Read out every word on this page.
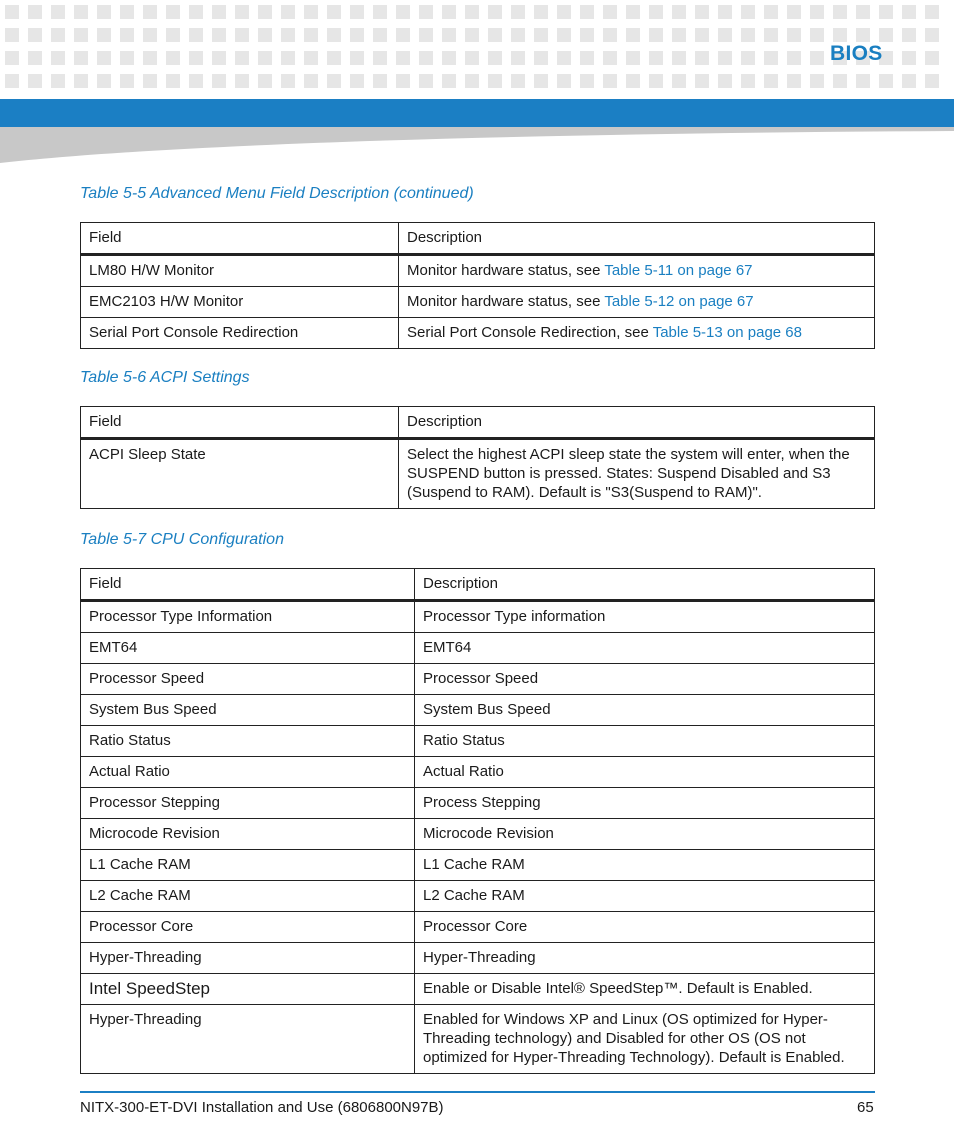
BIOS
Table 5-5 Advanced Menu Field Description (continued)
Field	Description
LM80 H/W Monitor	Monitor hardware status, see Table 5-11 on page 67
EMC2103 H/W Monitor	Monitor hardware status, see Table 5-12 on page 67
Serial Port Console Redirection	Serial Port Console Redirection, see Table 5-13 on page 68
Table 5-6 ACPI Settings
Field	Description
ACPI Sleep State	Select the highest ACPI sleep state the system will enter, when the SUSPEND button is pressed. States: Suspend Disabled and S3 (Suspend to RAM). Default is "S3(Suspend to RAM)".
Table 5-7 CPU Configuration
Field	Description
Processor Type Information	Processor Type information
EMT64	EMT64
Processor Speed	Processor Speed
System Bus Speed	System Bus Speed
Ratio Status	Ratio Status
Actual Ratio	Actual Ratio
Processor Stepping	Process Stepping
Microcode Revision	Microcode Revision
L1 Cache RAM	L1 Cache RAM
L2 Cache RAM	L2 Cache RAM
Processor Core	Processor Core
Hyper-Threading	Hyper-Threading
Intel SpeedStep	Enable or Disable Intel® SpeedStep™. Default is Enabled.
Hyper-Threading	Enabled for Windows XP and Linux (OS optimized for Hyper-Threading technology) and Disabled for other OS (OS not optimized for Hyper-Threading Technology). Default is Enabled.
NITX-300-ET-DVI Installation and Use (6806800N97B)	65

REQUEST: Write the lines above out again exactly, without any of their pictures.

RESPONSE TO THE EXERCISE:
Read out every word on this page.
BIOS
Table 5-5 Advanced Menu Field Description (continued)
Field	Description
LM80 H/W Monitor	Monitor hardware status, see Table 5-11 on page 67
EMC2103 H/W Monitor	Monitor hardware status, see Table 5-12 on page 67
Serial Port Console Redirection	Serial Port Console Redirection, see Table 5-13 on page 68
Table 5-6 ACPI Settings
Field	Description
ACPI Sleep State	Select the highest ACPI sleep state the system will enter, when the SUSPEND button is pressed. States: Suspend Disabled and S3 (Suspend to RAM). Default is "S3(Suspend to RAM)".
Table 5-7 CPU Configuration
Field	Description
Processor Type Information	Processor Type information
EMT64	EMT64
Processor Speed	Processor Speed
System Bus Speed	System Bus Speed
Ratio Status	Ratio Status
Actual Ratio	Actual Ratio
Processor Stepping	Process Stepping
Microcode Revision	Microcode Revision
L1 Cache RAM	L1 Cache RAM
L2 Cache RAM	L2 Cache RAM
Processor Core	Processor Core
Hyper-Threading	Hyper-Threading
Intel SpeedStep	Enable or Disable Intel® SpeedStep™. Default is Enabled.
Hyper-Threading	Enabled for Windows XP and Linux (OS optimized for Hyper-Threading technology) and Disabled for other OS (OS not optimized for Hyper-Threading Technology). Default is Enabled.
NITX-300-ET-DVI Installation and Use (6806800N97B)	65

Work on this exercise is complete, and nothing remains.